[start]

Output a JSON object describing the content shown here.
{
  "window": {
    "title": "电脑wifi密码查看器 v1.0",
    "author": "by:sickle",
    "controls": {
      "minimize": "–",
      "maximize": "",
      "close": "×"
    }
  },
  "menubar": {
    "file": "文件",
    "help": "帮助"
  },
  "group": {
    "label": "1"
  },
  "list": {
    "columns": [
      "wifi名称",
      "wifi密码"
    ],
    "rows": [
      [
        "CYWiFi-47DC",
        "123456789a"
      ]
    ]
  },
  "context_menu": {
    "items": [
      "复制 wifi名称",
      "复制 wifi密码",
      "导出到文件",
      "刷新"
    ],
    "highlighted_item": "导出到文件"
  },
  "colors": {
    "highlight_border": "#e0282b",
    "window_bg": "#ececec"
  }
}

[end]

- [Task brief]
Can you reproduce all the material exactly?

- [Solution for this problem]
Output a JSON object describing the content shown here.
{
  "window": {
    "title": "电脑wifi密码查看器 v1.0",
    "author": "by:sickle",
    "controls": {
      "minimize": "–",
      "maximize": "",
      "close": "×"
    }
  },
  "menubar": {
    "file": "文件",
    "help": "帮助"
  },
  "group": {
    "label": "1"
  },
  "list": {
    "columns": [
      "wifi名称",
      "wifi密码"
    ],
    "rows": [
      [
        "CYWiFi-47DC",
        "123456789a"
      ]
    ]
  },
  "context_menu": {
    "items": [
      "复制 wifi名称",
      "复制 wifi密码",
      "导出到文件",
      "刷新"
    ],
    "highlighted_item": "导出到文件"
  },
  "colors": {
    "highlight_border": "#e0282b",
    "window_bg": "#ececec"
  }
}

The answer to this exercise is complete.